* WHAT TO DO *
Go through the records and extract every line with the word "color".

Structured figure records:

⟨

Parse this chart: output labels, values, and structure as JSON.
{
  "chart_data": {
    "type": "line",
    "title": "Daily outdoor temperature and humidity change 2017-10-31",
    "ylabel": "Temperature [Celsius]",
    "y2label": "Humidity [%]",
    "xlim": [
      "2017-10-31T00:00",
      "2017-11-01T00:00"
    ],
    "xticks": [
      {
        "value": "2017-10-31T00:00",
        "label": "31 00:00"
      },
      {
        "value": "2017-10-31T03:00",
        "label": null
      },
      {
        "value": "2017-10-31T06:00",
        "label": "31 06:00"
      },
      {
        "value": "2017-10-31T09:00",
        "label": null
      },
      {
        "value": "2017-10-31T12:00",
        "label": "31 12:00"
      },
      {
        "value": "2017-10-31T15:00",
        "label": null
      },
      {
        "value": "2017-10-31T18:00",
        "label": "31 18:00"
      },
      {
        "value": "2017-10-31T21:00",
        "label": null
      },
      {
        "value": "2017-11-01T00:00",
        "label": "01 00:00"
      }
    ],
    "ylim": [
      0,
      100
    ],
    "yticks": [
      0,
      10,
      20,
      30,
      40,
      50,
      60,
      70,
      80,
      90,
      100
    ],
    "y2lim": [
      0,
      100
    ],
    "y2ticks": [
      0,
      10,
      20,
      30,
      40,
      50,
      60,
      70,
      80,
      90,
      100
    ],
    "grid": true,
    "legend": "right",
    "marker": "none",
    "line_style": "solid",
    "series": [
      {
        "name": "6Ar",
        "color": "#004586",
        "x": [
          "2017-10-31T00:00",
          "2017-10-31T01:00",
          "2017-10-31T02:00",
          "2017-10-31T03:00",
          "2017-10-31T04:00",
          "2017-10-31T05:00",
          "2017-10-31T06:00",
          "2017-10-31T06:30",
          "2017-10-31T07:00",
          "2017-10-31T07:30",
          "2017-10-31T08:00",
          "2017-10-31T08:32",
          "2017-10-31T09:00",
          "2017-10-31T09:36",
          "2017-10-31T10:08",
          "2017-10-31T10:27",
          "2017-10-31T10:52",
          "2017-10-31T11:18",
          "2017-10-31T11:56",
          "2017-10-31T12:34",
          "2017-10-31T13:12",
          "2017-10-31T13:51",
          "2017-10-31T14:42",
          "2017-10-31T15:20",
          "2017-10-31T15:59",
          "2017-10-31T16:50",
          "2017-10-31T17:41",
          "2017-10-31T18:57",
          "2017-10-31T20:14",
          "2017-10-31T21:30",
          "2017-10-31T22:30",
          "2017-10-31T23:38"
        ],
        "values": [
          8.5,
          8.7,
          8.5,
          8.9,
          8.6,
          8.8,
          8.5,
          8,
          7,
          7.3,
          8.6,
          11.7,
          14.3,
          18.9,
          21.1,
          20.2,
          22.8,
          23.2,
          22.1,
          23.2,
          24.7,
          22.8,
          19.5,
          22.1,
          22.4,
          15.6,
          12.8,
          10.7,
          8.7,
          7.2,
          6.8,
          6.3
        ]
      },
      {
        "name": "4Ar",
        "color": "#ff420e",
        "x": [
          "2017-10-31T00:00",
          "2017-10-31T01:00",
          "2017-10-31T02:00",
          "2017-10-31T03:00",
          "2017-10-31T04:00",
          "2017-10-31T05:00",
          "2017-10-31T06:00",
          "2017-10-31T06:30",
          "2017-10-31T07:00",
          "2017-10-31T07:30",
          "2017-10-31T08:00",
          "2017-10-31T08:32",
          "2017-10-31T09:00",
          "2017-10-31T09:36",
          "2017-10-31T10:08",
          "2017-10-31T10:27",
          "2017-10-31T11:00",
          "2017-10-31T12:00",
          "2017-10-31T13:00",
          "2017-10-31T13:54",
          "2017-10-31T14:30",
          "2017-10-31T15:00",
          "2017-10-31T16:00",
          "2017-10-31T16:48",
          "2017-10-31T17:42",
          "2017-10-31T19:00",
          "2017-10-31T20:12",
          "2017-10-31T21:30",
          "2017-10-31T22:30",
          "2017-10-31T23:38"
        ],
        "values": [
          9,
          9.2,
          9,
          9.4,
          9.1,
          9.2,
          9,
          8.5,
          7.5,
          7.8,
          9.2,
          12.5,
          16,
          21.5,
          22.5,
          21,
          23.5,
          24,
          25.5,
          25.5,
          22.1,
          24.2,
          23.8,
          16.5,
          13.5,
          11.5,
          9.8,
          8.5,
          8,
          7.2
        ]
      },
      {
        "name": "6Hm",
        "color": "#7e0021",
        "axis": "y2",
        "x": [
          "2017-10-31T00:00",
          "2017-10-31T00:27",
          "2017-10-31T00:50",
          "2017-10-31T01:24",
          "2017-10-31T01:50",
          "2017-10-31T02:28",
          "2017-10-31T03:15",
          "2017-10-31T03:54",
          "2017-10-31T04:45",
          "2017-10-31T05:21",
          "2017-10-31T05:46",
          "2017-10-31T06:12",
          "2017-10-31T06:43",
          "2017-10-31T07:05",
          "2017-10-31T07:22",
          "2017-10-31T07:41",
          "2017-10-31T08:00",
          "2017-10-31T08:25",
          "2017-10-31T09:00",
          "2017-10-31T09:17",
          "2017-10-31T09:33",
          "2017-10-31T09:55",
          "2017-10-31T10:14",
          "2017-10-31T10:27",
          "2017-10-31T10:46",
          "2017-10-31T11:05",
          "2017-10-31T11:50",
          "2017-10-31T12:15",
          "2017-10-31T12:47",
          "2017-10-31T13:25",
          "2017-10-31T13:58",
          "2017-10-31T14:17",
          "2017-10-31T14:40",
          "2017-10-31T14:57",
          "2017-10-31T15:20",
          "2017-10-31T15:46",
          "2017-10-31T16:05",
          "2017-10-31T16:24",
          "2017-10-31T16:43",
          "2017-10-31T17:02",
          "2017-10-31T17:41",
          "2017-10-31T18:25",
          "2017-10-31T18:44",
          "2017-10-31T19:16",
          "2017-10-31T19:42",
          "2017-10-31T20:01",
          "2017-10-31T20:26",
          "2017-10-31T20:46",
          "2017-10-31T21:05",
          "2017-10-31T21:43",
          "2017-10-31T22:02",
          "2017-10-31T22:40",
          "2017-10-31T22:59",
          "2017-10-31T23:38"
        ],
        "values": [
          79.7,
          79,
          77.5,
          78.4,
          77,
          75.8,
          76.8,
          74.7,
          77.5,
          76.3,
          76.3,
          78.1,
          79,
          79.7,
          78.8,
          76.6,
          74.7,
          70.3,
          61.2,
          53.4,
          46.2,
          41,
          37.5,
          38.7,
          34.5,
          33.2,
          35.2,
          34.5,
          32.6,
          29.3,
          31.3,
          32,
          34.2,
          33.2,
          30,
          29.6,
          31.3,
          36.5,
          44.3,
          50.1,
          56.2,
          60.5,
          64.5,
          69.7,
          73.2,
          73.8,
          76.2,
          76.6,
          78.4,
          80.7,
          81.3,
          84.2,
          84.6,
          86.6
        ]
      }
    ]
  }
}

⟩

* FULL OUTPUT *
        "color": "#004586",
        "color": "#ff420e",
        "color": "#7e0021",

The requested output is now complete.